▸ **Goal of the exercise**: Set down the data below without change, skipping the pictures it holds.

Data records
%%

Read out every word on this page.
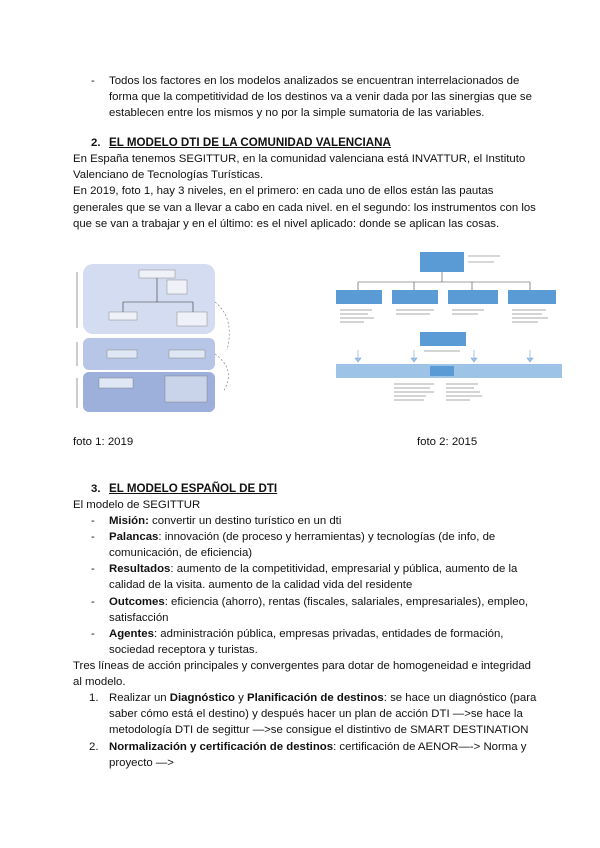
-	Todos los factores en los modelos analizados se encuentran interrelacionados de

forma que la competitividad de los destinos va a venir dada por las sinergias que se

establecen entre los mismos y no por la simple sumatoria de las variables.

2. EL MODELO DTI DE LA COMUNIDAD VALENCIANA

En España tenemos SEGITTUR, en la comunidad valenciana está INVATTUR, el Instituto

Valenciano de Tecnologías Turísticas.

En 2019, foto 1, hay 3 niveles, en el primero: en cada uno de ellos están las pautas

generales que se van a llevar a cabo en cada nivel. en el segundo: los instrumentos con los

que se van a trabajar y en el último: es el nivel aplicado: donde se aplican las cosas.

foto 1: 2019	foto 2: 2015
3. EL MODELO ESPAÑOL DE DTI

El modelo de SEGITTUR

-	Misión: convertir un destino turístico en un dti

-	Palancas: innovación (de proceso y herramientas) y tecnologías (de info, de

comunicación, de eficiencia)

-	Resultados: aumento de la competitividad, empresarial y pública, aumento de la

calidad de la visita. aumento de la calidad vida del residente

-	Outcomes: eficiencia (ahorro), rentas (fiscales, salariales, empresariales), empleo,

satisfacción

-	Agentes: administración pública, empresas privadas, entidades de formación,

sociedad receptora y turistas.

Tres líneas de acción principales y convergentes para dotar de homogeneidad e integridad

al modelo.

1. Realizar un Diagnóstico y Planificación de destinos: se hace un diagnóstico (para

saber cómo está el destino) y después hacer un plan de acción DTI —>se hace la

metodología DTI de segittur —>se consigue el distintivo de SMART DESTINATION

2. Normalización y certificación de destinos: certificación de AENOR—-> Norma y

proyecto —>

%%

▸ **Exercise response**:
Read out every word on this page.
-	Todos los factores en los modelos analizados se encuentran interrelacionados de

forma que la competitividad de los destinos va a venir dada por las sinergias que se

establecen entre los mismos y no por la simple sumatoria de las variables.

2. EL MODELO DTI DE LA COMUNIDAD VALENCIANA

En España tenemos SEGITTUR, en la comunidad valenciana está INVATTUR, el Instituto

Valenciano de Tecnologías Turísticas.

En 2019, foto 1, hay 3 niveles, en el primero: en cada uno de ellos están las pautas

generales que se van a llevar a cabo en cada nivel. en el segundo: los instrumentos con los

que se van a trabajar y en el último: es el nivel aplicado: donde se aplican las cosas.

foto 1: 2019	foto 2: 2015
3. EL MODELO ESPAÑOL DE DTI

El modelo de SEGITTUR

-	Misión: convertir un destino turístico en un dti

-	Palancas: innovación (de proceso y herramientas) y tecnologías (de info, de

comunicación, de eficiencia)

-	Resultados: aumento de la competitividad, empresarial y pública, aumento de la

calidad de la visita. aumento de la calidad vida del residente

-	Outcomes: eficiencia (ahorro), rentas (fiscales, salariales, empresariales), empleo,

satisfacción

-	Agentes: administración pública, empresas privadas, entidades de formación,

sociedad receptora y turistas.

Tres líneas de acción principales y convergentes para dotar de homogeneidad e integridad

al modelo.

1. Realizar un Diagnóstico y Planificación de destinos: se hace un diagnóstico (para

saber cómo está el destino) y después hacer un plan de acción DTI —>se hace la

metodología DTI de segittur —>se consigue el distintivo de SMART DESTINATION

2. Normalización y certificación de destinos: certificación de AENOR—-> Norma y

proyecto —>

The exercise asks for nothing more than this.